◆ GIVEN PROBLEM
From the entries below, list each line with "xlabel".

◆ WORKING DATA

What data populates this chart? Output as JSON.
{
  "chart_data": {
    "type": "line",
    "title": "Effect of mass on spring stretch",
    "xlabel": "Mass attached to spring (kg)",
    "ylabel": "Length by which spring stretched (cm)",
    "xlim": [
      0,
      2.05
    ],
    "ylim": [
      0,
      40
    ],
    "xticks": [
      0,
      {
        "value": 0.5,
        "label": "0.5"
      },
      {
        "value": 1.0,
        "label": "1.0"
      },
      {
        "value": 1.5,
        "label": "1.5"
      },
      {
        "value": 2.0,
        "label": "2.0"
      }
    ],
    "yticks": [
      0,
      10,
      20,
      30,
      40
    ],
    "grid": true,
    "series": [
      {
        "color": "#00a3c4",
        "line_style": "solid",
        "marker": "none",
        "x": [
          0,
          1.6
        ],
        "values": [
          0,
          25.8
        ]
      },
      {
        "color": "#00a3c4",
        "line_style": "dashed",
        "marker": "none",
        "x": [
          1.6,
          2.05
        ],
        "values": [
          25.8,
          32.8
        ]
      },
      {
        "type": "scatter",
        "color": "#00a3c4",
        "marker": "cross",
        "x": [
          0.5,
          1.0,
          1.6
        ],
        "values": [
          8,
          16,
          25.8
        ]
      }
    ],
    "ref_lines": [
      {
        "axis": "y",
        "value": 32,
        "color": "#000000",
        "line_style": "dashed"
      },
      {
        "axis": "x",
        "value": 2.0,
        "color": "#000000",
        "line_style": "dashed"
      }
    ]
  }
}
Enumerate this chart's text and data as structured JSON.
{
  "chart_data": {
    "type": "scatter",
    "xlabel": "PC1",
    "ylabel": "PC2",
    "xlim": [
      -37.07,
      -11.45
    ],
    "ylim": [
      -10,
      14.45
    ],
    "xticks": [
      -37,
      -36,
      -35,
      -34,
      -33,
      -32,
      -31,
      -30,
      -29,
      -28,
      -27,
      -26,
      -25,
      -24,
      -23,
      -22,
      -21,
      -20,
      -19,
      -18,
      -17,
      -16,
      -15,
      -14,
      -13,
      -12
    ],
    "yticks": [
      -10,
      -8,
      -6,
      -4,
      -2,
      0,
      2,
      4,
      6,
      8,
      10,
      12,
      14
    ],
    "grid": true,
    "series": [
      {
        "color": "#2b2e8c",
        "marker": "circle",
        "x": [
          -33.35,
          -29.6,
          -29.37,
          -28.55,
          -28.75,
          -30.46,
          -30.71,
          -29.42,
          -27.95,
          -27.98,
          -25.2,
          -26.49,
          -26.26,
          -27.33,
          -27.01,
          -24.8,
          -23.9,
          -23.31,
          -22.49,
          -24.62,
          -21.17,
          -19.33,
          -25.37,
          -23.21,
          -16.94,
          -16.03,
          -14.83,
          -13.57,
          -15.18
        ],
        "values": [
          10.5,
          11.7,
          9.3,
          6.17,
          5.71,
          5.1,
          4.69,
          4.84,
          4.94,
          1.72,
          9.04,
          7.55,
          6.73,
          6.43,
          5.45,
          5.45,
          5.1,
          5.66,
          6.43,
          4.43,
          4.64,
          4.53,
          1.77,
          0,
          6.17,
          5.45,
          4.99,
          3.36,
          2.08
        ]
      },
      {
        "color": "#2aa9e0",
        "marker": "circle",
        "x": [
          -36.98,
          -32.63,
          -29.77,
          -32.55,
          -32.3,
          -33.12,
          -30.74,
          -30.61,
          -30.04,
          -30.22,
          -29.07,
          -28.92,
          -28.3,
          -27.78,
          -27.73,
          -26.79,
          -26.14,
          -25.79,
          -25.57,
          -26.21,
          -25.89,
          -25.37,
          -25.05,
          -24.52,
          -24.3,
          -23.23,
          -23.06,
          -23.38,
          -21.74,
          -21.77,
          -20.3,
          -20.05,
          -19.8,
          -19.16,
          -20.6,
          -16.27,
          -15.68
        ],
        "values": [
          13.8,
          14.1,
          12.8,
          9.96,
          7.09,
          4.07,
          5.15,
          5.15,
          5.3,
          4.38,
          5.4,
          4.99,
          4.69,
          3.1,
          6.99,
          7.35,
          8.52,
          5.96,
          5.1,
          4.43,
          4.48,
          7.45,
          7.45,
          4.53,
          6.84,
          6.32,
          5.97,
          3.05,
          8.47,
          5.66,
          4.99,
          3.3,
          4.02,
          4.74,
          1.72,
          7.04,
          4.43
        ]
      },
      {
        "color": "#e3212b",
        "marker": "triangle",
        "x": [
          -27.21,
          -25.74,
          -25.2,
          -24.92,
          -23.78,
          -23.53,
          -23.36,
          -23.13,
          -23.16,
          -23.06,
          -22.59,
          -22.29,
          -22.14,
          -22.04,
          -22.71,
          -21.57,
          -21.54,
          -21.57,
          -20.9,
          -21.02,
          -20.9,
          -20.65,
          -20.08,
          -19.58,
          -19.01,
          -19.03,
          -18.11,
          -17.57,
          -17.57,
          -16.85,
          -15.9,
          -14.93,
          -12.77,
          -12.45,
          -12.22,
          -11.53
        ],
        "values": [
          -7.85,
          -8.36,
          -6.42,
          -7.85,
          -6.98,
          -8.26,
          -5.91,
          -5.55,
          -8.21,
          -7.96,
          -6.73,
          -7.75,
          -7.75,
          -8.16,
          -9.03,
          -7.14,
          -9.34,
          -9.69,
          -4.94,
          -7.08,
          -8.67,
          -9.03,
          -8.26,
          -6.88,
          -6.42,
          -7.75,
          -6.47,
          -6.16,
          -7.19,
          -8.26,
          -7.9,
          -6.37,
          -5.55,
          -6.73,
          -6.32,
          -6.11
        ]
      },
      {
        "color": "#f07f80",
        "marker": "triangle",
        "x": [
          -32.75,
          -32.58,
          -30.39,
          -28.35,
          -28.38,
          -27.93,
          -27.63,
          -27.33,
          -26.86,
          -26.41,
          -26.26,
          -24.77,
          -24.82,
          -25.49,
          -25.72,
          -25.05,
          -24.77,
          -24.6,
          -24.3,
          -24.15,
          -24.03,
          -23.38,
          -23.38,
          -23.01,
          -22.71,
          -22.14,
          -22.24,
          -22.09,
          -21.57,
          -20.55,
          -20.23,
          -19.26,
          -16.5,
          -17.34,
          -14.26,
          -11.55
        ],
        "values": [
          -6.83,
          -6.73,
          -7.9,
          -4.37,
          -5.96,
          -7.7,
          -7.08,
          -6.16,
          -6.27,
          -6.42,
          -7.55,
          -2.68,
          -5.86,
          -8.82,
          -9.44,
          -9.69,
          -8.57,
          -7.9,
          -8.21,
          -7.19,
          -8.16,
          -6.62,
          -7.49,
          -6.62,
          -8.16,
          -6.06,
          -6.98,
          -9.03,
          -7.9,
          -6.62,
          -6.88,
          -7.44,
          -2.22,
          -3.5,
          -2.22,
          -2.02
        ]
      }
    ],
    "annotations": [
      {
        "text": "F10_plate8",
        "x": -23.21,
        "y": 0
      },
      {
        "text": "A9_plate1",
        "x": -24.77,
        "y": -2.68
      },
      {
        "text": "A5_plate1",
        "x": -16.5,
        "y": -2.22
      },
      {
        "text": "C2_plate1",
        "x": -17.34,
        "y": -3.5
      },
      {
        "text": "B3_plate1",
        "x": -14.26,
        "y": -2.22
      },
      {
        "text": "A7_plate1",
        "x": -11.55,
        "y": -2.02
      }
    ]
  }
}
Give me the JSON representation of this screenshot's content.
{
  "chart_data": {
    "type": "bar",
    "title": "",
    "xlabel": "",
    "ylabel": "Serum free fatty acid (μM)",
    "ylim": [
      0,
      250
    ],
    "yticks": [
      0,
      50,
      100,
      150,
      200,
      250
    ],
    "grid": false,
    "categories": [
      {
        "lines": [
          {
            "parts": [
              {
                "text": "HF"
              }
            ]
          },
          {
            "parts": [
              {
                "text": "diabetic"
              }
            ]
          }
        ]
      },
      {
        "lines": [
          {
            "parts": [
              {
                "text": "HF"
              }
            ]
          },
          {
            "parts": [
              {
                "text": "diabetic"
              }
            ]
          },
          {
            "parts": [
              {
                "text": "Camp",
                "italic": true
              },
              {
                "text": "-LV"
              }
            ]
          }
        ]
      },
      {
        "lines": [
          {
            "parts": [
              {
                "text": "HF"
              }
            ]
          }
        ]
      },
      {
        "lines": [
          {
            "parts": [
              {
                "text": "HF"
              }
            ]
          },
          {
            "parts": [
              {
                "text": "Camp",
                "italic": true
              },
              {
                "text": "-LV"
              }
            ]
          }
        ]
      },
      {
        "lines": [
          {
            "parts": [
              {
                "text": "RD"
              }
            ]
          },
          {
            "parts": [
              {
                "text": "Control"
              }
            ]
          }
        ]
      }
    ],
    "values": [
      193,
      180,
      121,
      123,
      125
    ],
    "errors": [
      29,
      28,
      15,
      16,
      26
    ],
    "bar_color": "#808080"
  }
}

◆ EXERCISE RESULT
    "xlabel": "Mass attached to spring (kg)",
    "xlabel": "PC1",
    "xlabel": "",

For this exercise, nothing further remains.